*Task directions*. Pick out and copy every line below that has the word "CHRISTIAN".

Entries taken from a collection
-- begin --

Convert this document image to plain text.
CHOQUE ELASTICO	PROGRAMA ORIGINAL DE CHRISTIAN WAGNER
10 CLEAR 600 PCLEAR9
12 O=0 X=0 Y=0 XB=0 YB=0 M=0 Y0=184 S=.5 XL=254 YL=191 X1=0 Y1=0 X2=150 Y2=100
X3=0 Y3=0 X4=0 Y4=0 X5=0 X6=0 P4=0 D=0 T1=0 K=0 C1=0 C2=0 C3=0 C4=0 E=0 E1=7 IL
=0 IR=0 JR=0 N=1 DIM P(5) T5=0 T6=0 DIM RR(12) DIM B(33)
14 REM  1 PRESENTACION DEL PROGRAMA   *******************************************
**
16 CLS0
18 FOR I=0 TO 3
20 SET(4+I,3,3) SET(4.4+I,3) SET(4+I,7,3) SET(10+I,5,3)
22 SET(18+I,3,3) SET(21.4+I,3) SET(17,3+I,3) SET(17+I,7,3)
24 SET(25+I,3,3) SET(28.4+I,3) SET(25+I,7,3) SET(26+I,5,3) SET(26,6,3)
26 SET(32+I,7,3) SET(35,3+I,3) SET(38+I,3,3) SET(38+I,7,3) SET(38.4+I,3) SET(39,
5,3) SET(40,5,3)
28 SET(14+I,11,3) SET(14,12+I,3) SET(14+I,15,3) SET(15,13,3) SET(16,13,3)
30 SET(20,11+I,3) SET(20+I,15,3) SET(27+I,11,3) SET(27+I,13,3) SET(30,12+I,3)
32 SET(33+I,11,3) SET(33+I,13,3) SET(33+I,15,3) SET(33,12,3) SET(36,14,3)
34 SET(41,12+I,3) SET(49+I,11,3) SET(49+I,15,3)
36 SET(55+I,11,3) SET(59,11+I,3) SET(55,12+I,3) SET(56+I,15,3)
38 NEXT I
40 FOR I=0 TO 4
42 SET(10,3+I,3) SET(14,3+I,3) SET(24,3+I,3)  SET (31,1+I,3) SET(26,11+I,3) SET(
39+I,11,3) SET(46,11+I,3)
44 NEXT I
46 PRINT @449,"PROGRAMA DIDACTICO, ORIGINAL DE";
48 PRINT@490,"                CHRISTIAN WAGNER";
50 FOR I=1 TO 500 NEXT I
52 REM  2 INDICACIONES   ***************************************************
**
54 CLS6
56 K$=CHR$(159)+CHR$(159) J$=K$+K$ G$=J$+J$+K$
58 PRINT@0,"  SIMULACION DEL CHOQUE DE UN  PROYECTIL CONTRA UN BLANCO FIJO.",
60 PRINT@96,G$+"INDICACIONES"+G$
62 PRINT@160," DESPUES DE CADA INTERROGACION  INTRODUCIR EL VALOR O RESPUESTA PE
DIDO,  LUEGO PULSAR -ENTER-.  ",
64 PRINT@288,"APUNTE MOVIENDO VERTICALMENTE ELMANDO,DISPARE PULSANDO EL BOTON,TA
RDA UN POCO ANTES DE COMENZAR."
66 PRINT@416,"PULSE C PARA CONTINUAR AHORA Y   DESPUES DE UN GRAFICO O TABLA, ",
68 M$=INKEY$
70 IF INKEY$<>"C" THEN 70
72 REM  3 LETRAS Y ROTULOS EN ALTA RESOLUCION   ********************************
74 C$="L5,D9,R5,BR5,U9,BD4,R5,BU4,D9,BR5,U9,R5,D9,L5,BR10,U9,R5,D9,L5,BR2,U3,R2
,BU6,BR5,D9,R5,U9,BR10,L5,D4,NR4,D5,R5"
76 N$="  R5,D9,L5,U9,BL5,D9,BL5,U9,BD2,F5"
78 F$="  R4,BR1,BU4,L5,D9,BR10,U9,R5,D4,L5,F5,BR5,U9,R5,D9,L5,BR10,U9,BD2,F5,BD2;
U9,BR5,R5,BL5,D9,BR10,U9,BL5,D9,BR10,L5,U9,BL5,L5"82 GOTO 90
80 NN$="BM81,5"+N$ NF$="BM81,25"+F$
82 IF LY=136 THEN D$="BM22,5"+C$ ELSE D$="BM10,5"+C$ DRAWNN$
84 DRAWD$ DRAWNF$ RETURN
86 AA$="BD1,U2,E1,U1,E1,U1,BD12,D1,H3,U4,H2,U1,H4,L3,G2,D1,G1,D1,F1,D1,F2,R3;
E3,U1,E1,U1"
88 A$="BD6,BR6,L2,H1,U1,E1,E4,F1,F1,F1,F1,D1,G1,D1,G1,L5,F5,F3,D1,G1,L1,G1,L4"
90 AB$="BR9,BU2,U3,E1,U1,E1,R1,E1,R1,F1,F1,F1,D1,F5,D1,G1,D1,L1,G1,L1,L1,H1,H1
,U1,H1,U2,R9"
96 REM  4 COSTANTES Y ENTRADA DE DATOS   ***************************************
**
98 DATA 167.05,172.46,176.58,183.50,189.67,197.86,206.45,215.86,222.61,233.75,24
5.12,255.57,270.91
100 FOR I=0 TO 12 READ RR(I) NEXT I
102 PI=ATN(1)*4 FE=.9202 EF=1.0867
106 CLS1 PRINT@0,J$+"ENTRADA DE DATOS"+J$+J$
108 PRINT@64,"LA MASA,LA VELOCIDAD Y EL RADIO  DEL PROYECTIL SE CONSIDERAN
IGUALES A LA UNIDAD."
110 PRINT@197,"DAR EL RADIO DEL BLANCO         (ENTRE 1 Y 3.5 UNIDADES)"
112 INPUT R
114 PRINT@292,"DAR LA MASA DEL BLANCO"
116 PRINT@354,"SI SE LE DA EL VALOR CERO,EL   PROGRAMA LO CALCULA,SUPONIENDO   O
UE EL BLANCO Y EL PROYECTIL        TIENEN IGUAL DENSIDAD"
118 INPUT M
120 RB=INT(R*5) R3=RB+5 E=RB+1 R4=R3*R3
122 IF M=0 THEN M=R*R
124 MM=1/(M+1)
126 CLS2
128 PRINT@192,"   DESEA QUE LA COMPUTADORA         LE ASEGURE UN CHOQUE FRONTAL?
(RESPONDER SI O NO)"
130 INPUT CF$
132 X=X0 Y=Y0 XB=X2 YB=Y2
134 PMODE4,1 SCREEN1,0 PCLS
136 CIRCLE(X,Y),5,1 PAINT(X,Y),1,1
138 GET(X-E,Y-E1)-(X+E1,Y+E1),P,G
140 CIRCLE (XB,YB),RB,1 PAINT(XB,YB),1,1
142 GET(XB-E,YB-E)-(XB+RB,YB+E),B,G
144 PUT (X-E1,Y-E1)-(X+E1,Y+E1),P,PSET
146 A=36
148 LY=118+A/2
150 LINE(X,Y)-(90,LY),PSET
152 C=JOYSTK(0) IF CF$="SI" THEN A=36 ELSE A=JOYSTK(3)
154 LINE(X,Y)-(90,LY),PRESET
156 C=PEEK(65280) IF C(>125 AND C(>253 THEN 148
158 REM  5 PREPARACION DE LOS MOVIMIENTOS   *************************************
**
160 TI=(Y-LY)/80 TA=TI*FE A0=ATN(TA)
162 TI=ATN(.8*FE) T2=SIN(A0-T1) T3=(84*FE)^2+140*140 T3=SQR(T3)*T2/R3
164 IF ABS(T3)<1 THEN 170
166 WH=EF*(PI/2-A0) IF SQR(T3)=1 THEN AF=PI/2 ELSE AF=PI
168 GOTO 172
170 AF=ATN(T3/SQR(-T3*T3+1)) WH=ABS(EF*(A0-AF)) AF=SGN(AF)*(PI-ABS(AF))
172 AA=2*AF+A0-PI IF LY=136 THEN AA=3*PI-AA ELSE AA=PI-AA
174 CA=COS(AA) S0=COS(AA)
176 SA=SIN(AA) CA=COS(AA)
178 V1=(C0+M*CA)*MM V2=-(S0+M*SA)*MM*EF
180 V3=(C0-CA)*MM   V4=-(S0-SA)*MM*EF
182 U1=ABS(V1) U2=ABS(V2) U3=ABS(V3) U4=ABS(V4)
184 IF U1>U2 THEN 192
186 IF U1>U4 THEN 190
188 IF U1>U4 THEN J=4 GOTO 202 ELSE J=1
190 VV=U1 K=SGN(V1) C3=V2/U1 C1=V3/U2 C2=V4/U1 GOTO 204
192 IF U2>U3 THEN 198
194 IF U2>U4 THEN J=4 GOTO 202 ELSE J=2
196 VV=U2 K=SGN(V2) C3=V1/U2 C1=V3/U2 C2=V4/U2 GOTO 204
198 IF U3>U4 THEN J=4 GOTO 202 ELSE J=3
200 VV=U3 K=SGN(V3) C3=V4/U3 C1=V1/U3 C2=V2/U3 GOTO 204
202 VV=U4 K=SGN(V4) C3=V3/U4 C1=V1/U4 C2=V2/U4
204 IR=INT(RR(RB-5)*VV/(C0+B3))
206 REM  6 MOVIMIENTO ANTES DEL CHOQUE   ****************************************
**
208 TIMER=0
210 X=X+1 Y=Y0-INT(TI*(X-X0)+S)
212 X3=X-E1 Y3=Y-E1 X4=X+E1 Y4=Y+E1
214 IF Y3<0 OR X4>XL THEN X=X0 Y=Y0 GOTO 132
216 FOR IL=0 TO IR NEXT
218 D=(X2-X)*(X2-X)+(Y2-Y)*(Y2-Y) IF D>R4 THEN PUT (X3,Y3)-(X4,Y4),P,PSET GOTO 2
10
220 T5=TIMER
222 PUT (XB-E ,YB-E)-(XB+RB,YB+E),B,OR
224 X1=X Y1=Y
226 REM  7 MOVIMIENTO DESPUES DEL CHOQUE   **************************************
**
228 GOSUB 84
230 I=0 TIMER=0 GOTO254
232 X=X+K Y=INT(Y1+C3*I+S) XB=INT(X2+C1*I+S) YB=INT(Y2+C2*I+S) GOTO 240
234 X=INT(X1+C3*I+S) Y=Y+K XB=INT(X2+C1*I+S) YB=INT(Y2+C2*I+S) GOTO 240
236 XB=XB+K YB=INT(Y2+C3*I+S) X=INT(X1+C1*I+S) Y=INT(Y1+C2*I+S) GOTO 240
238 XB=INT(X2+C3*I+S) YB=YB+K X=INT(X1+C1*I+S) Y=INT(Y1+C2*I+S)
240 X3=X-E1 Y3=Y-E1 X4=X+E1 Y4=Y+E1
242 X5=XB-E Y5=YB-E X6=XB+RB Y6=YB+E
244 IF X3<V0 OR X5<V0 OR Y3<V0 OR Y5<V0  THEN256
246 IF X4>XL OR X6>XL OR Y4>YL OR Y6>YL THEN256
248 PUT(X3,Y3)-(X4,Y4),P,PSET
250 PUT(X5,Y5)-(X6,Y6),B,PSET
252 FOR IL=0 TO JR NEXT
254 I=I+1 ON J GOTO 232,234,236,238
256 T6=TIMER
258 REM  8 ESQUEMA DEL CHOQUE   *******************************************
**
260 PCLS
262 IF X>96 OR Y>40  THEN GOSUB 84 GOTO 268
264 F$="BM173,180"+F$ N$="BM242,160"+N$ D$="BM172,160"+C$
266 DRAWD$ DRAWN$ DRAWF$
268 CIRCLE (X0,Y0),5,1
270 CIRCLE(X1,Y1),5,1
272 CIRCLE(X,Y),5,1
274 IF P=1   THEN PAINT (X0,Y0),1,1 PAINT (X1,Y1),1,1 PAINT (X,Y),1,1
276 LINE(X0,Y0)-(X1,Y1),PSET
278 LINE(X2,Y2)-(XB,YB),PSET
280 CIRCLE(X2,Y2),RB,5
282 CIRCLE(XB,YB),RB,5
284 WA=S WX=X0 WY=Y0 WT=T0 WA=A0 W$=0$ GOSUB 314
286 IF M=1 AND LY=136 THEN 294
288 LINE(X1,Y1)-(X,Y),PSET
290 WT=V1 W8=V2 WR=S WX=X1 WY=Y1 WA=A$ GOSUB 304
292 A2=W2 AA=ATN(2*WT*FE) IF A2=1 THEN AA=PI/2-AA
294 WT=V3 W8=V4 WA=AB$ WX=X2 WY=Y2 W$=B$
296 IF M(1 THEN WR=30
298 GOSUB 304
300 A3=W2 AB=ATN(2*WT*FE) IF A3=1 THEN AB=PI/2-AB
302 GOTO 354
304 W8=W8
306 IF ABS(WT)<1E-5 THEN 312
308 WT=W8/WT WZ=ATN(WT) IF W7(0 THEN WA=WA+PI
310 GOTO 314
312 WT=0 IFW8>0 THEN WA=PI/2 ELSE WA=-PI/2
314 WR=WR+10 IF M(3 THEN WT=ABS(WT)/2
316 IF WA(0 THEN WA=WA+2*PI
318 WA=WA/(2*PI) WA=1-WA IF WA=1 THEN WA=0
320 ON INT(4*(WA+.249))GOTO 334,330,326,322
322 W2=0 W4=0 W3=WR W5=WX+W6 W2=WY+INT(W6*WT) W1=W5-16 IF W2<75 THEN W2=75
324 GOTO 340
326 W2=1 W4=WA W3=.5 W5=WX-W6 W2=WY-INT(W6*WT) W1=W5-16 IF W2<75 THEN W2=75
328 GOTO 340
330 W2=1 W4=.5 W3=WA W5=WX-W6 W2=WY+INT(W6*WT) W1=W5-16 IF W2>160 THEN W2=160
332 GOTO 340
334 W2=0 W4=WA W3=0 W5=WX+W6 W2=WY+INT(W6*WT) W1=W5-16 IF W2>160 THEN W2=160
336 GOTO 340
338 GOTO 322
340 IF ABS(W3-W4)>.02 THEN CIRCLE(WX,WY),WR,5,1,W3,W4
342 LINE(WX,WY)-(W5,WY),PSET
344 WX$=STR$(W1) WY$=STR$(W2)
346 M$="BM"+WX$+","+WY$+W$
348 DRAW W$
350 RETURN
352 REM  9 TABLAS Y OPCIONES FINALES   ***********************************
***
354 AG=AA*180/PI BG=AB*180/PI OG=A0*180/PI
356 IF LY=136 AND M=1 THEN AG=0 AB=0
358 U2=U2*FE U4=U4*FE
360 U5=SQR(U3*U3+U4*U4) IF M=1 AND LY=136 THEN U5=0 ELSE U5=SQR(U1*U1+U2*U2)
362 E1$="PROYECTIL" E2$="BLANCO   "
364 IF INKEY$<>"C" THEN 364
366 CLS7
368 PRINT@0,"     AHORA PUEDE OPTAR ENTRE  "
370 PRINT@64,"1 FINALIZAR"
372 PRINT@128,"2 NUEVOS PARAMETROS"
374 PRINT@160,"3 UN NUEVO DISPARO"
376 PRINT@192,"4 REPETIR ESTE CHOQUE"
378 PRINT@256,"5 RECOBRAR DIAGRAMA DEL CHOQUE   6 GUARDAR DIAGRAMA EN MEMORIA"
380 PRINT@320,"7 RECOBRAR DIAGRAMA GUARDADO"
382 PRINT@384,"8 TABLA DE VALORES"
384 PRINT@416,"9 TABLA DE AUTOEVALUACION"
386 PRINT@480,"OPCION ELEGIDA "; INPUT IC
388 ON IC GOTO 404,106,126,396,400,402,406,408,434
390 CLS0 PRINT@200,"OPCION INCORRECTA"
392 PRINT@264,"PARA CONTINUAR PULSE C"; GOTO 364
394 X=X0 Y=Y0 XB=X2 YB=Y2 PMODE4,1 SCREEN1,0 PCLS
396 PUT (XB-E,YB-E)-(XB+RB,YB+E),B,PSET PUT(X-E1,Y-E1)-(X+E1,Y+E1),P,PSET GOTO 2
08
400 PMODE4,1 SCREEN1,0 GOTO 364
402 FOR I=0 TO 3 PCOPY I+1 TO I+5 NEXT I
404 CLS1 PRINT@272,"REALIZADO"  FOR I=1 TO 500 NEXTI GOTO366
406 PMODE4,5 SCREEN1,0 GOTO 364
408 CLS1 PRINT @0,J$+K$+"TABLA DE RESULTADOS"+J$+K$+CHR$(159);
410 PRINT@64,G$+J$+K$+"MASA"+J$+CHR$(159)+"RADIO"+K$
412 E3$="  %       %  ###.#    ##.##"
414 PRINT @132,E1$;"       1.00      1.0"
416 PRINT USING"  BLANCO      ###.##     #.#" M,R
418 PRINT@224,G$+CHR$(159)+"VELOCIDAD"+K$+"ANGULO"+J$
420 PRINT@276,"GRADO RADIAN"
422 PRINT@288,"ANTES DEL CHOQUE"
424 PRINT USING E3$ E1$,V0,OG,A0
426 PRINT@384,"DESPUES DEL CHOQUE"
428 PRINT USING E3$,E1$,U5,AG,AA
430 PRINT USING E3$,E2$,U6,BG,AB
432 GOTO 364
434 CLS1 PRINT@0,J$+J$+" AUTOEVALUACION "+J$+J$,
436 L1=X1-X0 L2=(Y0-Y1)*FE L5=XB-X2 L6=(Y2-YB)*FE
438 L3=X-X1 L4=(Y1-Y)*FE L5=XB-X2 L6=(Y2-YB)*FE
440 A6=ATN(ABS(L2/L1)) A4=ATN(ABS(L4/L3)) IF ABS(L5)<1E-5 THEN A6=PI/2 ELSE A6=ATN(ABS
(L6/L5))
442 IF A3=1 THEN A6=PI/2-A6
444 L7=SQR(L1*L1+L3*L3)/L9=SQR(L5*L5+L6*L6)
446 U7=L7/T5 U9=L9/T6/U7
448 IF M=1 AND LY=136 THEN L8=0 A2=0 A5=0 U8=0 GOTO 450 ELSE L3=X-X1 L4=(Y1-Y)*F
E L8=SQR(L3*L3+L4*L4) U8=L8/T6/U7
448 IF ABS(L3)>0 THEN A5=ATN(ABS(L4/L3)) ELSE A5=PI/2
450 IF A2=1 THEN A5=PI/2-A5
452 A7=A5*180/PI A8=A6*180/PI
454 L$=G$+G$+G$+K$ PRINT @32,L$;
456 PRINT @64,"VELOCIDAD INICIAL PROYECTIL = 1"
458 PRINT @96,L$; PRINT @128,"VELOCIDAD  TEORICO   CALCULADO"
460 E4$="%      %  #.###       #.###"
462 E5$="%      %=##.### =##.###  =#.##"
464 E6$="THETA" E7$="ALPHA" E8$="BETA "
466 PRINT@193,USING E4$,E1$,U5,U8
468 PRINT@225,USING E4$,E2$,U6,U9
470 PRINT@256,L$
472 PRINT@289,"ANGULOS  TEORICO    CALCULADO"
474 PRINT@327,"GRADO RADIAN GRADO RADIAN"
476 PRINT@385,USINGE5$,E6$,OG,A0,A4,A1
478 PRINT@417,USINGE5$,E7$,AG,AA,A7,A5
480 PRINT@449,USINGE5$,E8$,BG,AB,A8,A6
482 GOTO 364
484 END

-- end --

*Answer to this exercise*.
CHOQUE ELASTICO	PROGRAMA ORIGINAL DE CHRISTIAN WAGNER
48 PRINT@490,"                CHRISTIAN WAGNER";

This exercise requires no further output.